## What this task involves
Give a count of the lines below that have the string "организации" in them, with no other words.

════════════════════

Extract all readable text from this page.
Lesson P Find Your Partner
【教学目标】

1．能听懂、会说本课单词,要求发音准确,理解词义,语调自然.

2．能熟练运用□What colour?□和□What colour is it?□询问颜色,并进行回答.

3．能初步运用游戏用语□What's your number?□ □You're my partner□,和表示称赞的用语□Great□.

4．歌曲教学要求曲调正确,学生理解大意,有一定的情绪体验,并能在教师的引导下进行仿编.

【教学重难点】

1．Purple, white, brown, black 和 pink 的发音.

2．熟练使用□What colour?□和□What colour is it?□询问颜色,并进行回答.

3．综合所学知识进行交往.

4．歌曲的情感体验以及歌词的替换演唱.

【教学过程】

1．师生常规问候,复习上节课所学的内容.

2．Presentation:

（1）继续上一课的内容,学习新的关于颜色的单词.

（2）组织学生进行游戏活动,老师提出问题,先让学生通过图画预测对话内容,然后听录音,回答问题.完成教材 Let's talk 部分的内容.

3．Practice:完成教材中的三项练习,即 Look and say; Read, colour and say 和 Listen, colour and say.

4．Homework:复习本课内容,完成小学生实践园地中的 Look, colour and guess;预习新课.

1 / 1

════════════════════

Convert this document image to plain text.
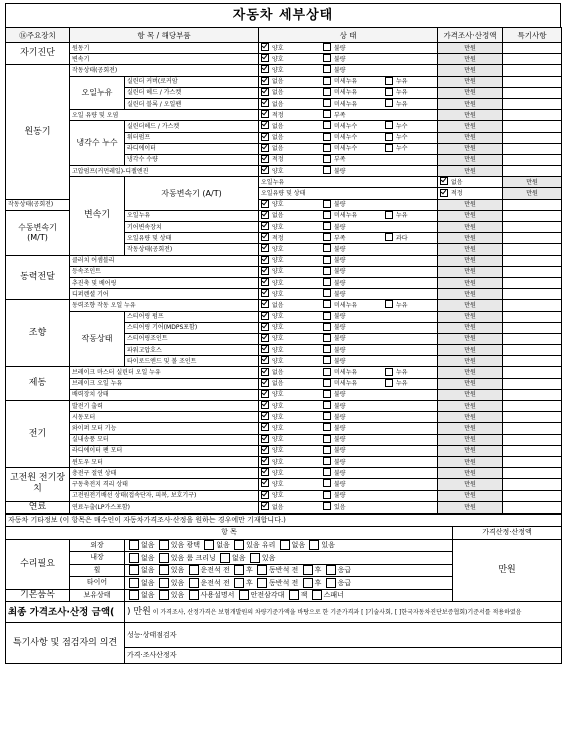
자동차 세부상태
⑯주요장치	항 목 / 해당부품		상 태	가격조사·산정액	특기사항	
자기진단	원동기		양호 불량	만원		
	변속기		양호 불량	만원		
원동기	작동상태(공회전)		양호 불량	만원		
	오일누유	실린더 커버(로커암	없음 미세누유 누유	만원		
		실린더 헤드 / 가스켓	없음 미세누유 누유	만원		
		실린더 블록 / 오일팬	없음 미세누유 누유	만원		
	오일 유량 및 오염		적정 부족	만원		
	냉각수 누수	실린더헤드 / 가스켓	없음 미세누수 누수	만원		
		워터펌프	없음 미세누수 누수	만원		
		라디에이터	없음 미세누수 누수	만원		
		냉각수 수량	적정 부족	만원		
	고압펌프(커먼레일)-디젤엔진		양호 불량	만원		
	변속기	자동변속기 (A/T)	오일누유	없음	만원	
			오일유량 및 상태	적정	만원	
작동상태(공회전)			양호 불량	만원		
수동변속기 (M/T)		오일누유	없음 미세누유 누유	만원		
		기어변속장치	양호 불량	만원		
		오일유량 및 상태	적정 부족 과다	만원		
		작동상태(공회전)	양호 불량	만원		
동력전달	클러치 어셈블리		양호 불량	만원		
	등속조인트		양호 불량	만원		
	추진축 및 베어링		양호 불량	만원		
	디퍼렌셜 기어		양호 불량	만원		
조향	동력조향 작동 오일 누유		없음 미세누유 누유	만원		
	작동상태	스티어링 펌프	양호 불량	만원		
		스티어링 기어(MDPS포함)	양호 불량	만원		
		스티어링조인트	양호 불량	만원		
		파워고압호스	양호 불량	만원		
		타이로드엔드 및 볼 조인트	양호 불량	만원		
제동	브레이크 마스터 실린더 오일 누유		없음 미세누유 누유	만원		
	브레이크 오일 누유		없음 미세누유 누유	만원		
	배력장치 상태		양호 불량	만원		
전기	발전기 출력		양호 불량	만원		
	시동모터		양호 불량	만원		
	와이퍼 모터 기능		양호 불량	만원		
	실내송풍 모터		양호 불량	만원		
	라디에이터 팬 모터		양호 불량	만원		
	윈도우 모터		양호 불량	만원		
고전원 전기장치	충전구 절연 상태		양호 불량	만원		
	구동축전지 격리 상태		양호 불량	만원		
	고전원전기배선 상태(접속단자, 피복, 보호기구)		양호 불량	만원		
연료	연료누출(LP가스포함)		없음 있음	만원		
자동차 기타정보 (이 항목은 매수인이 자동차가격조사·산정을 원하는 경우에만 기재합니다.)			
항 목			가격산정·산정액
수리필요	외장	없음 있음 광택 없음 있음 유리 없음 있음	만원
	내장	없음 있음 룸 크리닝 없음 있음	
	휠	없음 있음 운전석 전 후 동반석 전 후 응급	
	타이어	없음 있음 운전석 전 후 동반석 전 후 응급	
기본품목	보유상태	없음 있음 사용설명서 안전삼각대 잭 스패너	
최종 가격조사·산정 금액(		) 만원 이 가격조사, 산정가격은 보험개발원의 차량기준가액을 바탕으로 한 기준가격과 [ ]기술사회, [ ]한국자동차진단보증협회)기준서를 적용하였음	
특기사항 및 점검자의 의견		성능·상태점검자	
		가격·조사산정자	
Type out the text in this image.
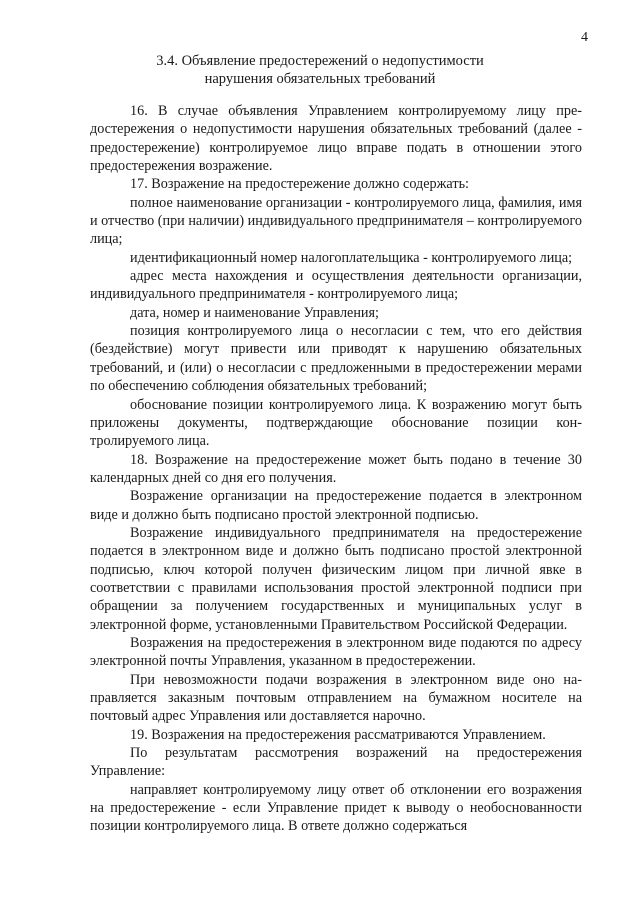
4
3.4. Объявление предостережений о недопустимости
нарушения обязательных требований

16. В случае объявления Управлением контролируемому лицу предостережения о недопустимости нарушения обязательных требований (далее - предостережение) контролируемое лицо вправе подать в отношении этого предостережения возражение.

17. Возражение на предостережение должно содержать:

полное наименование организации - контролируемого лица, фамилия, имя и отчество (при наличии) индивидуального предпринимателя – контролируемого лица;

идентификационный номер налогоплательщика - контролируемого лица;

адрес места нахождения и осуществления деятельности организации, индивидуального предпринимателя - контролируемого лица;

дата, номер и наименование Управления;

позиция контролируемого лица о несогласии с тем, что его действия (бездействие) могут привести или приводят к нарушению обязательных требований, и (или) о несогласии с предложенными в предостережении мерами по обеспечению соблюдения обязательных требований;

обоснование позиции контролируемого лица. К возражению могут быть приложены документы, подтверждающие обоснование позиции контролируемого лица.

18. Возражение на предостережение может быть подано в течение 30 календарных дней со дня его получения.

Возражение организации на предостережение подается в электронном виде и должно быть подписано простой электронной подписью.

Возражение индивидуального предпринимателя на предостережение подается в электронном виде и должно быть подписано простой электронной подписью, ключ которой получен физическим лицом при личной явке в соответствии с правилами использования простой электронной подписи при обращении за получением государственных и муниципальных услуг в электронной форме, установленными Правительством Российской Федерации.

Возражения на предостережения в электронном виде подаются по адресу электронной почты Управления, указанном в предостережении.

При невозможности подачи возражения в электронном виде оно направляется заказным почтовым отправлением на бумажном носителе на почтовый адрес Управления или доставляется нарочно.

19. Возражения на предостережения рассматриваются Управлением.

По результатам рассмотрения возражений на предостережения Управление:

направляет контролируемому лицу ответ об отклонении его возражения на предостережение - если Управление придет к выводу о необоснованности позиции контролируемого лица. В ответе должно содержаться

════════════════════

## Solution to this exercise
3